## [To do]
Locate every line in the records below that holds the word "наряд" and return each one.

## [Stored records]
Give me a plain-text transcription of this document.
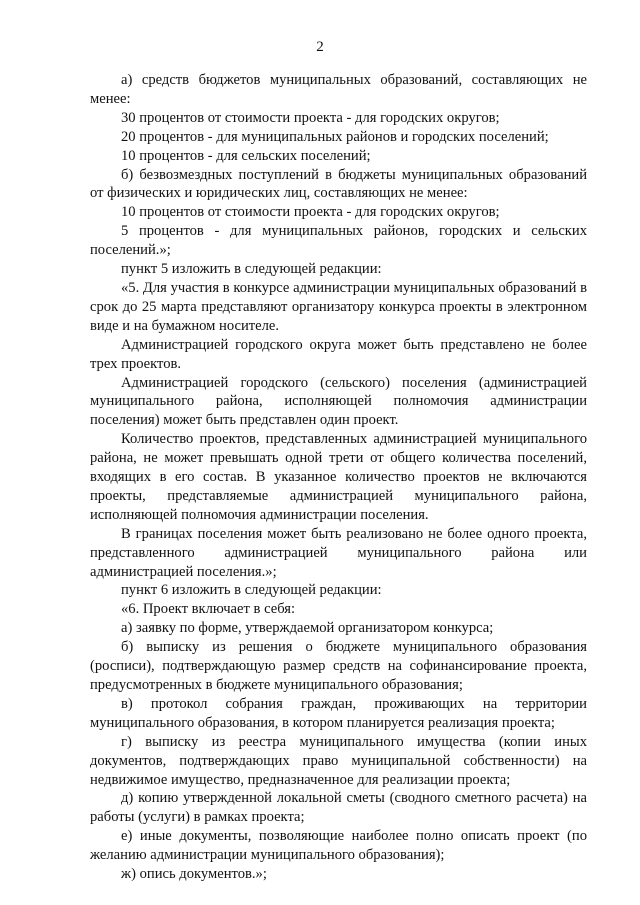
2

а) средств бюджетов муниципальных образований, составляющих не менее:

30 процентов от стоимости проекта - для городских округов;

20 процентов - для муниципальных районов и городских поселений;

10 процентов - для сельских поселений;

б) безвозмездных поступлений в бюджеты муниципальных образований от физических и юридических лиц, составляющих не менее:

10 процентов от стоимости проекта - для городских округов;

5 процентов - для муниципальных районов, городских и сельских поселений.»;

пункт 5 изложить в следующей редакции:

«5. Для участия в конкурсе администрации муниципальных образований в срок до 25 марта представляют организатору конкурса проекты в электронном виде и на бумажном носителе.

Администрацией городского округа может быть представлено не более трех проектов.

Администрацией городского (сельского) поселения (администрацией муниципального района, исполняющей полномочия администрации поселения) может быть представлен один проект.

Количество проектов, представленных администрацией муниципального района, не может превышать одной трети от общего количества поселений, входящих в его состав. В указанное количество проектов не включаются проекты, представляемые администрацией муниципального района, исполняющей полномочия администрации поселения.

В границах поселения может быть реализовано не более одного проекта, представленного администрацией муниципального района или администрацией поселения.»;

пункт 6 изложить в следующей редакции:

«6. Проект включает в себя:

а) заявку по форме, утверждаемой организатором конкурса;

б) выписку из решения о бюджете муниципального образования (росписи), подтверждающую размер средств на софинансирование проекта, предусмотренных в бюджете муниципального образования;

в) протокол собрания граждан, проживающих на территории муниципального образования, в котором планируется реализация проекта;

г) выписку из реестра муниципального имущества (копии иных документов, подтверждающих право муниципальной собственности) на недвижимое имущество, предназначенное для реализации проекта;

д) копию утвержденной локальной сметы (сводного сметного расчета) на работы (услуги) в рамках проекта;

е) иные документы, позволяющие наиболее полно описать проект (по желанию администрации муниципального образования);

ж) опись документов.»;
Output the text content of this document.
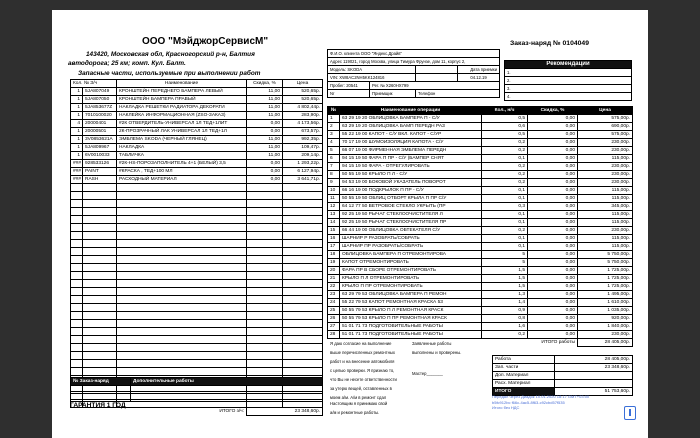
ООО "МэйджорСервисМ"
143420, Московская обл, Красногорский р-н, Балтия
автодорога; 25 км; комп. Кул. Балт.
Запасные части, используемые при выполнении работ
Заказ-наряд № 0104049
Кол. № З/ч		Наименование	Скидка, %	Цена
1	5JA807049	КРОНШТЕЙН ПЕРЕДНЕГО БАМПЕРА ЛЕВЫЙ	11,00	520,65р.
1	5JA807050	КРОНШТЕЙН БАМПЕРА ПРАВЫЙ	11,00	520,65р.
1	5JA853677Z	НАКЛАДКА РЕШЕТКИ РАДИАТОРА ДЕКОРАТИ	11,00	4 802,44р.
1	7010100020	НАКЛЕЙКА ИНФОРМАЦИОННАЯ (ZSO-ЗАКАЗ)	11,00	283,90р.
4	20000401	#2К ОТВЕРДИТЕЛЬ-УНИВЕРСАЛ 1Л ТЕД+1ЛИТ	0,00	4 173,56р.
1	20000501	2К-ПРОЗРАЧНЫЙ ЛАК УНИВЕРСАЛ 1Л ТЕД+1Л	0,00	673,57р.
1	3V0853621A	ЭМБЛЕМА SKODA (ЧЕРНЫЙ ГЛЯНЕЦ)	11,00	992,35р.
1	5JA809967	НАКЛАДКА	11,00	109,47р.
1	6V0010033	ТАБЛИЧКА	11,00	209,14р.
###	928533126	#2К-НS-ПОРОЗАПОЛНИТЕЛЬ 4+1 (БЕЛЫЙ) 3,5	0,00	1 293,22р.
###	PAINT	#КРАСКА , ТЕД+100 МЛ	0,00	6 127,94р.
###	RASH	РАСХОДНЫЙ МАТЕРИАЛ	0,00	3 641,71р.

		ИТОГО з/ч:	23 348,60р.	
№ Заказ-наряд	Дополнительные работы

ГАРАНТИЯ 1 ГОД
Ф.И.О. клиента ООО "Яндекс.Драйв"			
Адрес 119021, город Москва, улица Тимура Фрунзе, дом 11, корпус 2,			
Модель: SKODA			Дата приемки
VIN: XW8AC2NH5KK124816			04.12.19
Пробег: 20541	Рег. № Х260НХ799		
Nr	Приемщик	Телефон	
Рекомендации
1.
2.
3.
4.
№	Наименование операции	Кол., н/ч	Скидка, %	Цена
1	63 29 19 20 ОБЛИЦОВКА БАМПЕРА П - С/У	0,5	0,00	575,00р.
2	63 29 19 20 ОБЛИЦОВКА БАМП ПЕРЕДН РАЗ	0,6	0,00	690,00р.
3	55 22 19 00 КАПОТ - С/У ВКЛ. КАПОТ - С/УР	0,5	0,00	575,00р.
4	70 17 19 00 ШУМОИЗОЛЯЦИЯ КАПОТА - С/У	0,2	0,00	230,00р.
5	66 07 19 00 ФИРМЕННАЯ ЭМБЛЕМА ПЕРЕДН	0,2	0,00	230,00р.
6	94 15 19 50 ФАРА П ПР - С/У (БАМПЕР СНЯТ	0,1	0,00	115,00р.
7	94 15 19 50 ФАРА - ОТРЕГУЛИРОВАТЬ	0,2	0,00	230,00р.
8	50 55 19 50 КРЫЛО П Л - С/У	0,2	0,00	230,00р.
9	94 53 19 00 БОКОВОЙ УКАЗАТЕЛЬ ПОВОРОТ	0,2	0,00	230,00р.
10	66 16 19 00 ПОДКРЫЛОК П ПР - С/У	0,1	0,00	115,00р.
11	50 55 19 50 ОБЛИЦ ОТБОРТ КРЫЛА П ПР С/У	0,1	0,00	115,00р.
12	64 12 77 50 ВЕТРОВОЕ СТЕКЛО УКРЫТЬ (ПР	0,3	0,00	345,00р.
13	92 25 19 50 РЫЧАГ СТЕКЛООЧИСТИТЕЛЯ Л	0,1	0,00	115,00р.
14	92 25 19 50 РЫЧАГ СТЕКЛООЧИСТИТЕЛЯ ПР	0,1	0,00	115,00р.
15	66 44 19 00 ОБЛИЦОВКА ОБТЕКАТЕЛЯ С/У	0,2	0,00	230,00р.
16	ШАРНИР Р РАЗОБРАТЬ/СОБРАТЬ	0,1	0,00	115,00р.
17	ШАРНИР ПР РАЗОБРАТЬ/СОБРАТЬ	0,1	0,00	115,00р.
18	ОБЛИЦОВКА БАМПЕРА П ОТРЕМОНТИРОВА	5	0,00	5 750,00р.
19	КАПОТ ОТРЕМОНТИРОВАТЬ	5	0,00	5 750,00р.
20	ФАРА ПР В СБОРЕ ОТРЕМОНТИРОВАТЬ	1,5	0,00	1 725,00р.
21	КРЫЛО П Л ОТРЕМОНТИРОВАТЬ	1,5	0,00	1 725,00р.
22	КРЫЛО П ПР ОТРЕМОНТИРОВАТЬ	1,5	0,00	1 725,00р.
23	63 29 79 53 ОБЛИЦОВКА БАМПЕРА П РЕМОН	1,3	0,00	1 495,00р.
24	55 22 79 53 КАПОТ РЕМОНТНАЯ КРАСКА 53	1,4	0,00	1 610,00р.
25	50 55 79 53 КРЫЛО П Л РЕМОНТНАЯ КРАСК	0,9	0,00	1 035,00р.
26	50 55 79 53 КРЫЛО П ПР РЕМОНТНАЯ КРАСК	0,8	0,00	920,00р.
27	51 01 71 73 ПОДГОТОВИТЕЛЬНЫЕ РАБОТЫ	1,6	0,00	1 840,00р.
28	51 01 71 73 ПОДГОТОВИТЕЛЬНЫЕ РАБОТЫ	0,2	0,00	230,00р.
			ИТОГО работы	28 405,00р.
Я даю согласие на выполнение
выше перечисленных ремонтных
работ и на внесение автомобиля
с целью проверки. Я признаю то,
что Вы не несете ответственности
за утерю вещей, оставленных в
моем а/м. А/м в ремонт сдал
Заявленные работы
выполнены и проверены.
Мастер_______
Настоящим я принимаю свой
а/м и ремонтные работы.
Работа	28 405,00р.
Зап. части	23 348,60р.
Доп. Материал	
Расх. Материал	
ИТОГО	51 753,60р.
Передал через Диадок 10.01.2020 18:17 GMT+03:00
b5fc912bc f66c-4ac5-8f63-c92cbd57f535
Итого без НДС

## [Exercise result]
Заказ-наряд № 0104049
№ Заказ-наряд	Дополнительные работы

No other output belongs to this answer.